__Instrucción__
Reproduce sin cambios el pasaje del fragmento seleccionado que va desde "Pero el nuevo" hasta "origen artificial del COVID-19.".

__Fragmento seleccionado__
-----
El nuevo genocidio chino contó con el apoyo de muchos infiltrados que, en una actitud muy criminal, coludieron contra toda la civilización occidental

Si algo caracteriza al régimen chino es su desprecio por la vida. Ya que después de haber asesinado a 40 millones de sus ciudadanos (20 antes del Gran Salto y otros 20 luego de esa política) y haber ocasionado la muerte de otros miles por el hambre, ahora es responsable de millones de fallecimientos a escala planetaria (una desgracia mucho más grande que el accidente de Chernóbil).

Pero el nuevo genocidio chino contó con el apoyo de muchos infiltrados que, en una actitud muy criminal, coludieron contra toda la civilización occidental, verbigracia, el director del Instituto Nacional de Alergias y Enfermedades Infecciosas de Estados Unidos, Anthony Fauci. Pues, luego que La ley de libertad de información permitiera que The Washingt Post y el BuzzFeed obtuvieran los correos que Fauci intercambió con funcionarios del régimen chino, su reputación cayó por los suelos y permitió reforzar la hipótesis del origen artificial del COVID-19.
-----
__Entradas proporcionadas__
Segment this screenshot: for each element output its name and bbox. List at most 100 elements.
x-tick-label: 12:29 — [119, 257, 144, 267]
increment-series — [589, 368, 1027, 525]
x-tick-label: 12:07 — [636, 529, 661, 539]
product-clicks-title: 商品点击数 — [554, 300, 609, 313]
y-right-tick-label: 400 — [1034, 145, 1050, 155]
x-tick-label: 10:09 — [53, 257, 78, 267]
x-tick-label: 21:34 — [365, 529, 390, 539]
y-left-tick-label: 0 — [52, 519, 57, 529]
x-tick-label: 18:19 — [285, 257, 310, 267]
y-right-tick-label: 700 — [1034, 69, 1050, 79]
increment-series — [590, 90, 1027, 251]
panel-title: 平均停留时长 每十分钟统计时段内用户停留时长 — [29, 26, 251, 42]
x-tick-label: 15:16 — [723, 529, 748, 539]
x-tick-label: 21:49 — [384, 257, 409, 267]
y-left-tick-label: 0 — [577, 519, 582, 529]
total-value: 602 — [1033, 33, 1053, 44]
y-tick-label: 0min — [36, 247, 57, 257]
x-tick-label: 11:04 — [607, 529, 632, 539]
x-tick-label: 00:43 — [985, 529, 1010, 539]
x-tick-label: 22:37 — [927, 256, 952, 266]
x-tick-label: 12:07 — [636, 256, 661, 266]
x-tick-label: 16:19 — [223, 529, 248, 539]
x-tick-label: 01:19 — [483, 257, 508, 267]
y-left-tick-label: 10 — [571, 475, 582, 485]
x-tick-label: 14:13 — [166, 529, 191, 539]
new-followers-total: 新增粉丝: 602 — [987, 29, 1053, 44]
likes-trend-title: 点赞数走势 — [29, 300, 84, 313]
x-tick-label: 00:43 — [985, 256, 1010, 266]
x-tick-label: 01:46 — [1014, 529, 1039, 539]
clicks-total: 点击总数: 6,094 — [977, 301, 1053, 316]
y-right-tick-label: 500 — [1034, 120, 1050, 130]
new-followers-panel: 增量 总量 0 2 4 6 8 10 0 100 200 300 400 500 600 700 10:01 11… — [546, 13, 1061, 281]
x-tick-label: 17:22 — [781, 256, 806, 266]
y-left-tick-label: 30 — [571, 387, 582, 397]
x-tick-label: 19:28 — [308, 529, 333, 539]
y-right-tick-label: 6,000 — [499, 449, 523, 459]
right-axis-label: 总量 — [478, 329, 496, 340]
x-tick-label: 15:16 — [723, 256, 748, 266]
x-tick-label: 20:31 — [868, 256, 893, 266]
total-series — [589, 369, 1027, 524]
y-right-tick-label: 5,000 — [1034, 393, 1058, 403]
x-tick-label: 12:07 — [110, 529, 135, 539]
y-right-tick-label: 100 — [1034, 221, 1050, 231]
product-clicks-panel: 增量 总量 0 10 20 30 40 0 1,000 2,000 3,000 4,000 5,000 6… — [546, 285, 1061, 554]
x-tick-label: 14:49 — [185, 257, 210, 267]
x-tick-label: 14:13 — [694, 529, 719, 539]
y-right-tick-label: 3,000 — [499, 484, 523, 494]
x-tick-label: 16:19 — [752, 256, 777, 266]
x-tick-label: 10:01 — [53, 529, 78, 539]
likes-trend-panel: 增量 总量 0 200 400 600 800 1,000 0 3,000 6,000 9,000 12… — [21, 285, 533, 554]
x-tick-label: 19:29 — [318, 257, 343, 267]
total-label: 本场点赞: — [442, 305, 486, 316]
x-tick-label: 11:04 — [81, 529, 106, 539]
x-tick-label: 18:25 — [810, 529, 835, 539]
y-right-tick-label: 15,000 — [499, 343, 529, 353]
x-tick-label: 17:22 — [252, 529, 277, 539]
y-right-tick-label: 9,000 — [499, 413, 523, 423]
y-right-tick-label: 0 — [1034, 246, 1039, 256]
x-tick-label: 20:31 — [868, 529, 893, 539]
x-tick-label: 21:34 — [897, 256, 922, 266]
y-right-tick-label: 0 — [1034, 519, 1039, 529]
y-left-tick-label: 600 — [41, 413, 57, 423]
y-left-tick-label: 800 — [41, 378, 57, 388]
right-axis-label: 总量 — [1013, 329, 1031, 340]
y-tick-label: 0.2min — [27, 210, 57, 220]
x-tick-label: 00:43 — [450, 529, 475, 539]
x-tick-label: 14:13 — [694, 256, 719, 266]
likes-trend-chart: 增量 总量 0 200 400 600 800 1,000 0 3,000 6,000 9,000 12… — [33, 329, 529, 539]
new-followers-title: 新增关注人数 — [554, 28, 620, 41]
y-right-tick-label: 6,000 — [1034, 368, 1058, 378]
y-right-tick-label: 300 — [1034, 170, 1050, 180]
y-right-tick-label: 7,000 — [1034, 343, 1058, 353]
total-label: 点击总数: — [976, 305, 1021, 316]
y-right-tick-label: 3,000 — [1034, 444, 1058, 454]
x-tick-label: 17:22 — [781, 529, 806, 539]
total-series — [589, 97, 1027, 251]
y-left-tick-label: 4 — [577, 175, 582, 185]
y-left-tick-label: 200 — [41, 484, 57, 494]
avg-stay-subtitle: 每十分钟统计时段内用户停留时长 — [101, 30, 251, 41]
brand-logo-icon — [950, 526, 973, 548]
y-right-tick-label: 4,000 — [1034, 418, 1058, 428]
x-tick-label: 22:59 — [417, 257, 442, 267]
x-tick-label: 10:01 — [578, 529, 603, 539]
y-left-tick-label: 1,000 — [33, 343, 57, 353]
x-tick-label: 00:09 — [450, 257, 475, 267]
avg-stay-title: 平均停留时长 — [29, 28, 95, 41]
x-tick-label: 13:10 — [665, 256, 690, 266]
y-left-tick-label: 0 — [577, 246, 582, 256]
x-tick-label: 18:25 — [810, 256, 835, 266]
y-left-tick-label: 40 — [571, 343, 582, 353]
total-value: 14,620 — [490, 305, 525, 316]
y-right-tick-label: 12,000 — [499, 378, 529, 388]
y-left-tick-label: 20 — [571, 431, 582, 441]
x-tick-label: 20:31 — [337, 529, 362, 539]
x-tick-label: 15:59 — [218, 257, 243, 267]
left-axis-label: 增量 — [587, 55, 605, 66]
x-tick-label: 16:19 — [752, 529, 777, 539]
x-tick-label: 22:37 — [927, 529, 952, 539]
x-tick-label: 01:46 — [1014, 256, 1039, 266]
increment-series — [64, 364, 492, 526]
-----
__Respuesta__
Pero el nuevo genocidio chino contó con el apoyo de muchos infiltrados que, en una actitud muy criminal, coludieron contra toda la civilización occidental, verbigracia, el director del Instituto Nacional de Alergias y Enfermedades Infecciosas de Estados Unidos, Anthony Fauci. Pues, luego que La ley de libertad de información permitiera que The Washingt Post y el BuzzFeed obtuvieran los correos que Fauci intercambió con funcionarios del régimen chino, su reputación cayó por los suelos y permitió reforzar la hipótesis del origen artificial del COVID-19.